Tally every line of the material that includes "Employment", then give the tally and nothing else.

▽

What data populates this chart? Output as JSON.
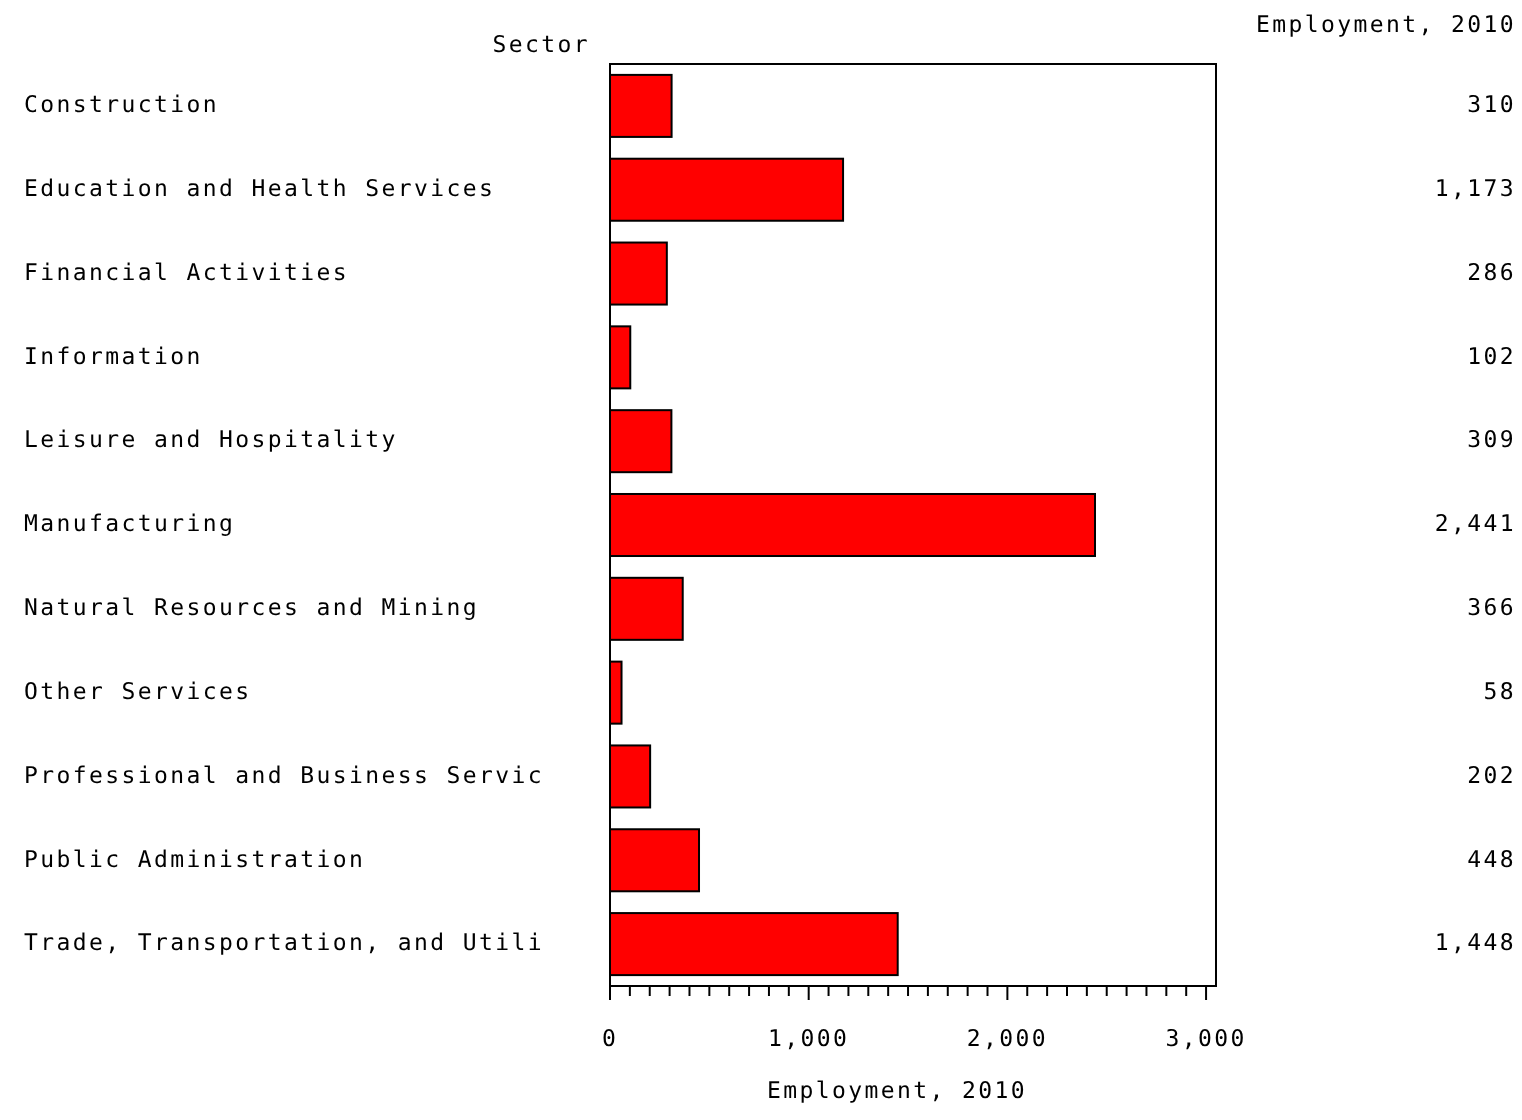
{
  "chart_data": {
    "type": "bar",
    "orientation": "horizontal",
    "ylabel": "Sector",
    "xlabel": "Employment, 2010",
    "categories": [
      "Construction",
      "Education and Health Services",
      "Financial Activities",
      "Information",
      "Leisure and Hospitality",
      "Manufacturing",
      "Natural Resources and Mining",
      "Other Services",
      "Professional and Business Servic",
      "Public Administration",
      "Trade, Transportation, and Utili"
    ],
    "values": [
      310,
      1173,
      286,
      102,
      309,
      2441,
      366,
      58,
      202,
      448,
      1448
    ],
    "value_labels": [
      "310",
      "1,173",
      "286",
      "102",
      "309",
      "2,441",
      "366",
      "58",
      "202",
      "448",
      "1,448"
    ],
    "color": "#ff0000",
    "xlim": [
      0,
      3050
    ],
    "xticks": [
      0,
      {
        "value": 100,
        "label": null
      },
      {
        "value": 200,
        "label": null
      },
      {
        "value": 300,
        "label": null
      },
      {
        "value": 400,
        "label": null
      },
      {
        "value": 500,
        "label": null
      },
      {
        "value": 600,
        "label": null
      },
      {
        "value": 700,
        "label": null
      },
      {
        "value": 800,
        "label": null
      },
      {
        "value": 900,
        "label": null
      },
      {
        "value": 1000,
        "label": "1,000"
      },
      {
        "value": 1100,
        "label": null
      },
      {
        "value": 1200,
        "label": null
      },
      {
        "value": 1300,
        "label": null
      },
      {
        "value": 1400,
        "label": null
      },
      {
        "value": 1500,
        "label": null
      },
      {
        "value": 1600,
        "label": null
      },
      {
        "value": 1700,
        "label": null
      },
      {
        "value": 1800,
        "label": null
      },
      {
        "value": 1900,
        "label": null
      },
      {
        "value": 2000,
        "label": "2,000"
      },
      {
        "value": 2100,
        "label": null
      },
      {
        "value": 2200,
        "label": null
      },
      {
        "value": 2300,
        "label": null
      },
      {
        "value": 2400,
        "label": null
      },
      {
        "value": 2500,
        "label": null
      },
      {
        "value": 2600,
        "label": null
      },
      {
        "value": 2700,
        "label": null
      },
      {
        "value": 2800,
        "label": null
      },
      {
        "value": 2900,
        "label": null
      },
      {
        "value": 3000,
        "label": "3,000"
      }
    ],
    "annotations": [
      "Employment, 2010"
    ],
    "grid": false
  }
}
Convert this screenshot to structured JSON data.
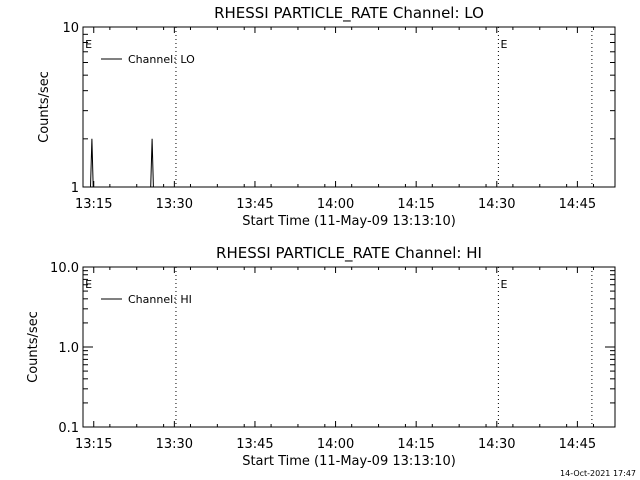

△

• Complete output:
2